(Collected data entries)
━━━━

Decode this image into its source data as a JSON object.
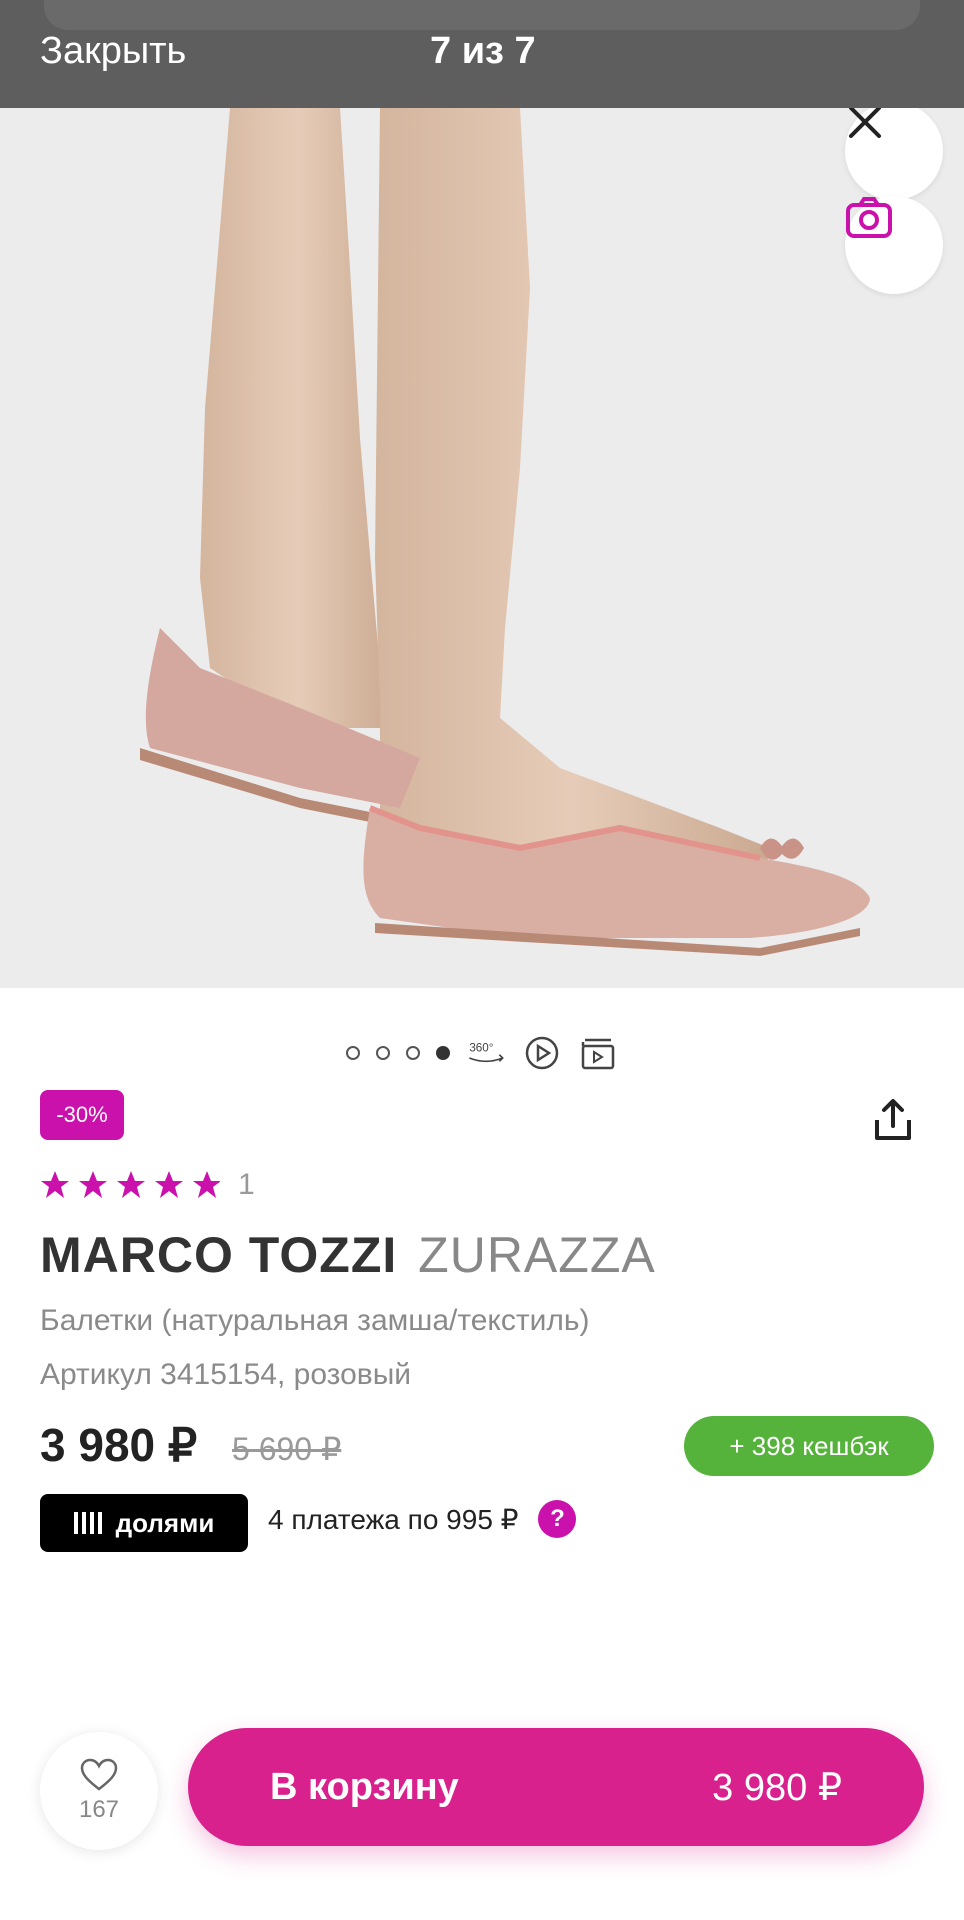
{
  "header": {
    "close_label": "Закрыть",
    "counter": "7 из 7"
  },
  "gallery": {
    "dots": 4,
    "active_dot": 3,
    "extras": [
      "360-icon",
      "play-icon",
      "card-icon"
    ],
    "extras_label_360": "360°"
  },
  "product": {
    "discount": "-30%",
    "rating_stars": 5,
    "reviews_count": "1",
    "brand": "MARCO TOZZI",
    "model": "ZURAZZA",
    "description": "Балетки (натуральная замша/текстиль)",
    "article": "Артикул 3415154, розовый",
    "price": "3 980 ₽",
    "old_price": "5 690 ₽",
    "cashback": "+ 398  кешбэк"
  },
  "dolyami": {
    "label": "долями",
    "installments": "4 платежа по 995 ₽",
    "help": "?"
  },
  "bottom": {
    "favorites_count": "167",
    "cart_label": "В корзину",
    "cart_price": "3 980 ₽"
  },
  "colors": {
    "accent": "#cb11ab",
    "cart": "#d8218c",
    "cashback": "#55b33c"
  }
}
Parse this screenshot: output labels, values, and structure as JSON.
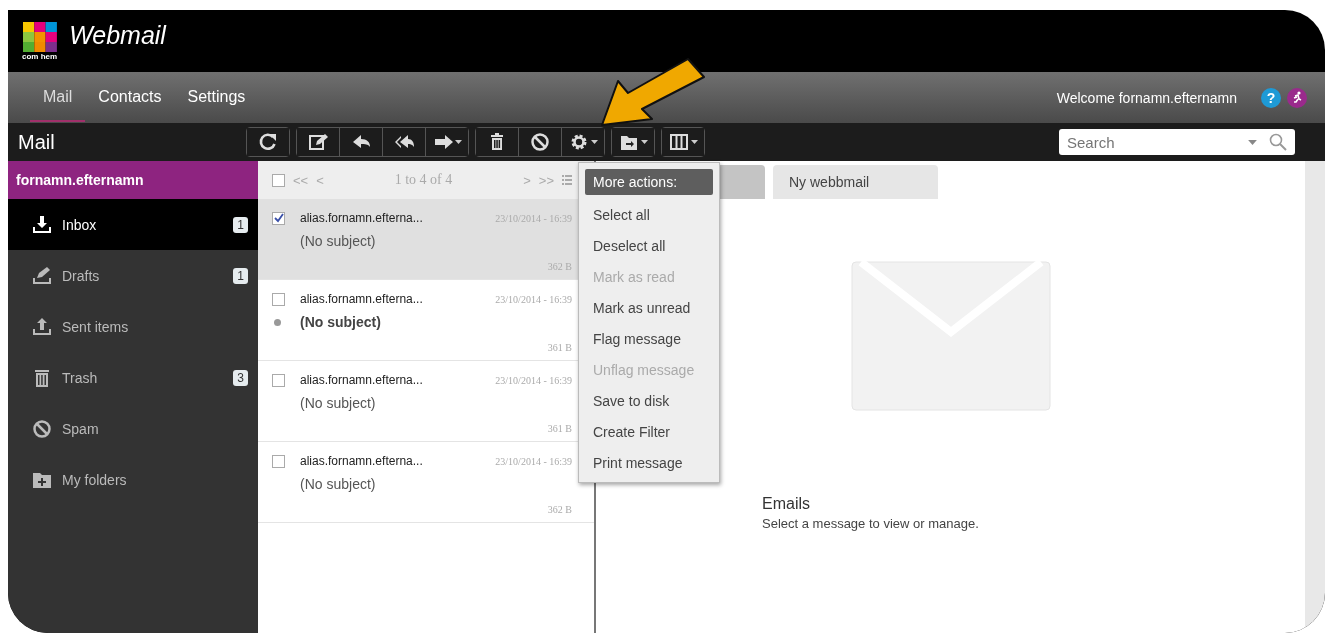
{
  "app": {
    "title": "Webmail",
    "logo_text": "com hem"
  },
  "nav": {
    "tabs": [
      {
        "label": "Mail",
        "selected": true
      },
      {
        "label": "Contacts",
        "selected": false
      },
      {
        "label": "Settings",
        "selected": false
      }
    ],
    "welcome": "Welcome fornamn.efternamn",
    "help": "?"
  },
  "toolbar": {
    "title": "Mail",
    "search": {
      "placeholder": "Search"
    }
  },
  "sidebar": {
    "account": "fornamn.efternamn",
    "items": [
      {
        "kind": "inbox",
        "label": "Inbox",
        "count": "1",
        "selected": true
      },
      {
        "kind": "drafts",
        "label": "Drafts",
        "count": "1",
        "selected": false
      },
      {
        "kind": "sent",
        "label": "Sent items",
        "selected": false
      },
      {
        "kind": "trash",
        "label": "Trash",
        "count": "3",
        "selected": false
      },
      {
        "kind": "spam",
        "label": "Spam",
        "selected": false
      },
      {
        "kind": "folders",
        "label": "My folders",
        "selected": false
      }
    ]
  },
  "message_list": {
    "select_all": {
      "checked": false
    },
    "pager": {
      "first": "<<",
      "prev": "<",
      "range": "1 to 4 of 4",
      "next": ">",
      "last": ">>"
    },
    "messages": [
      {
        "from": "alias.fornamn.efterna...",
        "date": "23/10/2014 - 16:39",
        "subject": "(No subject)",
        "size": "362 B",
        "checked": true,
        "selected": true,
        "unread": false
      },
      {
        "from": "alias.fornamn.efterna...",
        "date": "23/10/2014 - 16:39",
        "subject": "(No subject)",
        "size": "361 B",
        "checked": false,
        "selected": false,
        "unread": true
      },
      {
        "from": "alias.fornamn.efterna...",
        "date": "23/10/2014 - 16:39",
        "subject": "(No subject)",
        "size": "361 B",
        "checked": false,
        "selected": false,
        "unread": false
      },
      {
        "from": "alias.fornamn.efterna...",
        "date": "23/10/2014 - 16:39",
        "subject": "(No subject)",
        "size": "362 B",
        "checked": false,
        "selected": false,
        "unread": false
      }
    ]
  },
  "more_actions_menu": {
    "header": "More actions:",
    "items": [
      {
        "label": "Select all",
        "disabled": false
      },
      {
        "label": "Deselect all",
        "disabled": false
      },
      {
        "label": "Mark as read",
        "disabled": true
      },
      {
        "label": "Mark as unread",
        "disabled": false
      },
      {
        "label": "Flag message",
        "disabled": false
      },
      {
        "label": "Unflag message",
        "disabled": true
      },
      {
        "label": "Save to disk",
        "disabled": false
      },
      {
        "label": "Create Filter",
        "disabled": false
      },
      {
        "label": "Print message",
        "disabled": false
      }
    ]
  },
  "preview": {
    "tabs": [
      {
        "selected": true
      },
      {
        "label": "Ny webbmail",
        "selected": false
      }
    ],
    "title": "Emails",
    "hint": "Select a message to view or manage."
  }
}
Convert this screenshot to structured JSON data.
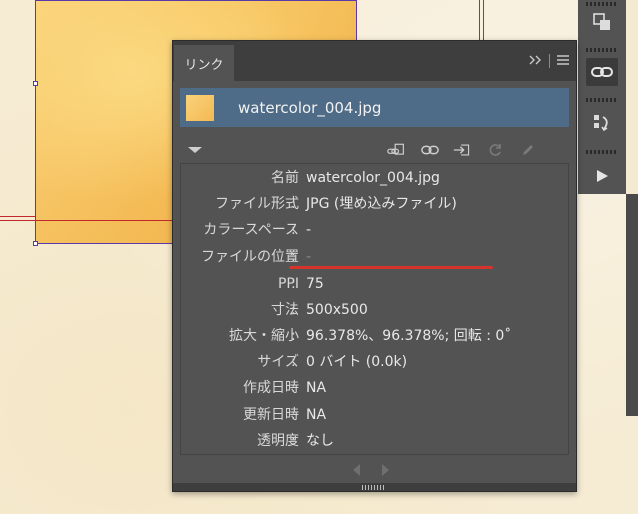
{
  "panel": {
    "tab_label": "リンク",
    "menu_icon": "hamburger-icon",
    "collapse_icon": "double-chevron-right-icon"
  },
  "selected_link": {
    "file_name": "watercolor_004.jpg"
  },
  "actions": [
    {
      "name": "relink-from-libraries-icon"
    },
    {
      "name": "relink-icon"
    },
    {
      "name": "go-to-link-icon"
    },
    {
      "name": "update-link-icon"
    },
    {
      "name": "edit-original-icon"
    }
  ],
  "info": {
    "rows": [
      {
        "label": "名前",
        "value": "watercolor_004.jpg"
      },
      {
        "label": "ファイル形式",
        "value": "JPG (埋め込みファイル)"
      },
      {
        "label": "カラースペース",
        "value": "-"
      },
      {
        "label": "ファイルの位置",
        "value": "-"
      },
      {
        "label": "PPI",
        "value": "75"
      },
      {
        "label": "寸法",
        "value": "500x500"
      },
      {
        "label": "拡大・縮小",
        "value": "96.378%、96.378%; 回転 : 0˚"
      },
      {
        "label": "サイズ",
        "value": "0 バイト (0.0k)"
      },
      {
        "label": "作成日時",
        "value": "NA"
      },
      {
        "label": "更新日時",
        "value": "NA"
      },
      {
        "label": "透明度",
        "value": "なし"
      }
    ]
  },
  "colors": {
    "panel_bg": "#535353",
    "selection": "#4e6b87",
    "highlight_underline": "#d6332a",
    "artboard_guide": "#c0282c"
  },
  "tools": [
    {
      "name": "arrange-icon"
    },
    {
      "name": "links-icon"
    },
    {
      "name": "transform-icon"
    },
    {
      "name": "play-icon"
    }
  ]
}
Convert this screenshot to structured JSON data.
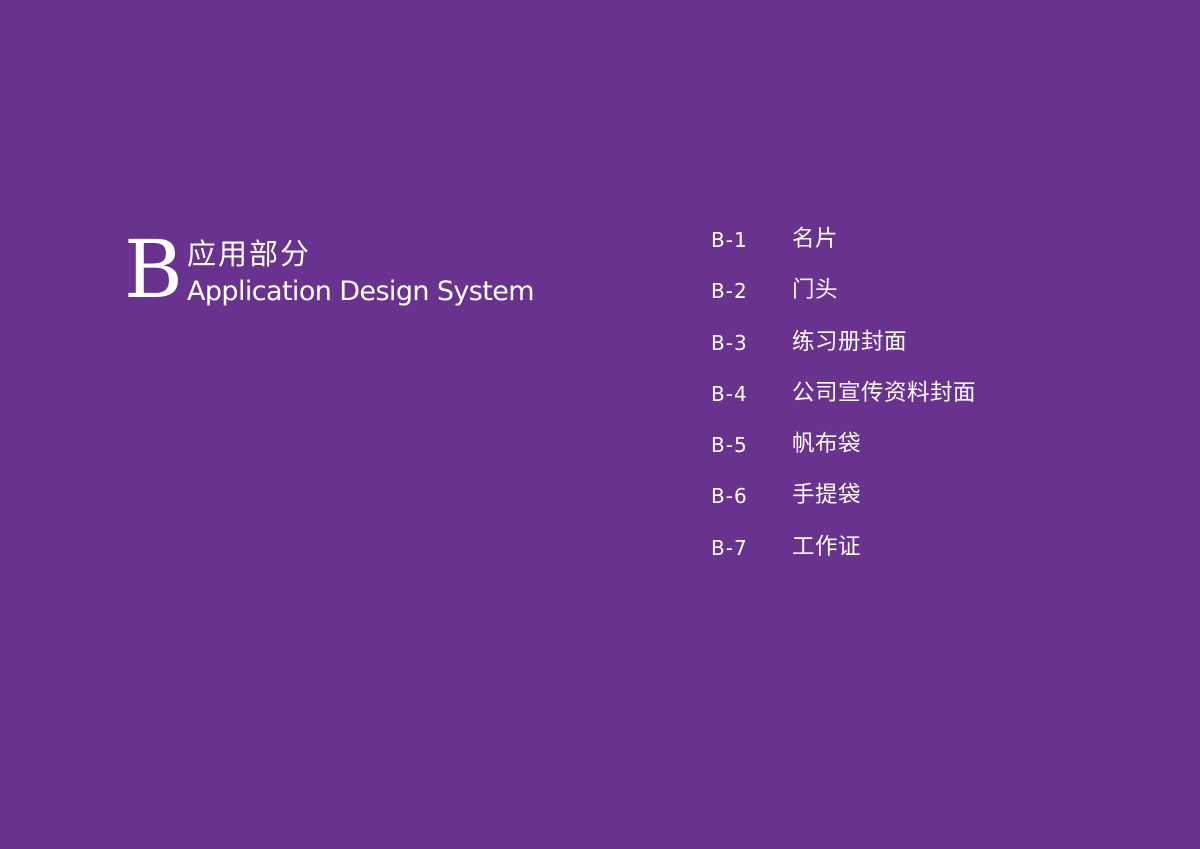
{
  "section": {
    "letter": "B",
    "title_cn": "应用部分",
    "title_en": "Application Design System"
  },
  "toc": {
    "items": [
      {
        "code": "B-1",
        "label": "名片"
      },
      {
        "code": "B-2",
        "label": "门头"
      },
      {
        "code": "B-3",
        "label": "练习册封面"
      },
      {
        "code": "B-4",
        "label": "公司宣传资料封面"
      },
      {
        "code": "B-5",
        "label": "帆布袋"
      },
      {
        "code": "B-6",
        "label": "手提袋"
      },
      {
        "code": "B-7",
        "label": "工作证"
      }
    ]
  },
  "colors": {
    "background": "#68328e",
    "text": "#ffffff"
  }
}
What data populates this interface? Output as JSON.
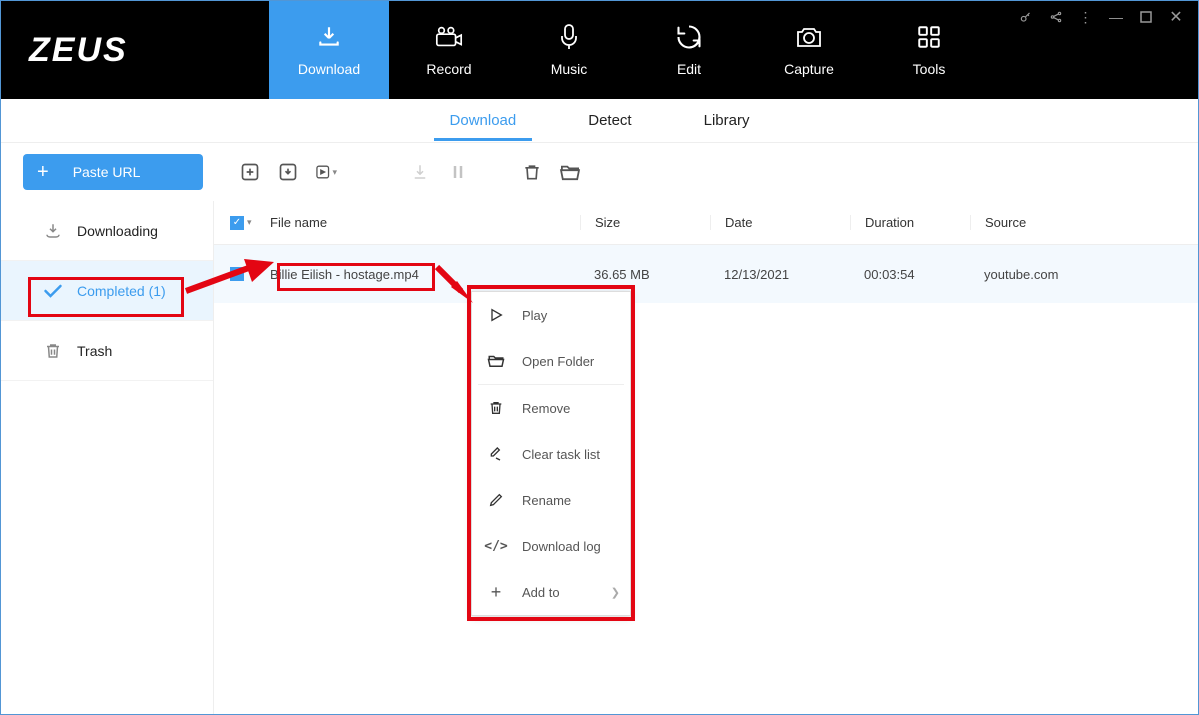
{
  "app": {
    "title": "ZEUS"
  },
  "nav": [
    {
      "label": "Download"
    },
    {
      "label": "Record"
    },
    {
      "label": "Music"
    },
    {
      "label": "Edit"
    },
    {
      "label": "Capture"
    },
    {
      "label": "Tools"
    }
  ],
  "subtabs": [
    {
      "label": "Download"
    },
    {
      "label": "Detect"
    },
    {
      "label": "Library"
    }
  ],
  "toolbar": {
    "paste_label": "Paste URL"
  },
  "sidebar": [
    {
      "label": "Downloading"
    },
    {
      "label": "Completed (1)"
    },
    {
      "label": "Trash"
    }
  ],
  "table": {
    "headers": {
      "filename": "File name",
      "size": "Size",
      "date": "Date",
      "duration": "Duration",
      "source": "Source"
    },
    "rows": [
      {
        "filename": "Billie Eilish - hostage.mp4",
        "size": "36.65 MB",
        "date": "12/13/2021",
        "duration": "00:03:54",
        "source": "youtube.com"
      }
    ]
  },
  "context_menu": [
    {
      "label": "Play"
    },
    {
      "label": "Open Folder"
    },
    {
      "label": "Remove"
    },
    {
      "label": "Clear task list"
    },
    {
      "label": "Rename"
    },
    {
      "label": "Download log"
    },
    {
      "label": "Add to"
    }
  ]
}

━━━━

### What you will do
Report all lines of the data above that include the string "efternamn".

### Expected output
    "welcome": "Welcome fornamn.efternamn",
    "account": "fornamn.efternamn",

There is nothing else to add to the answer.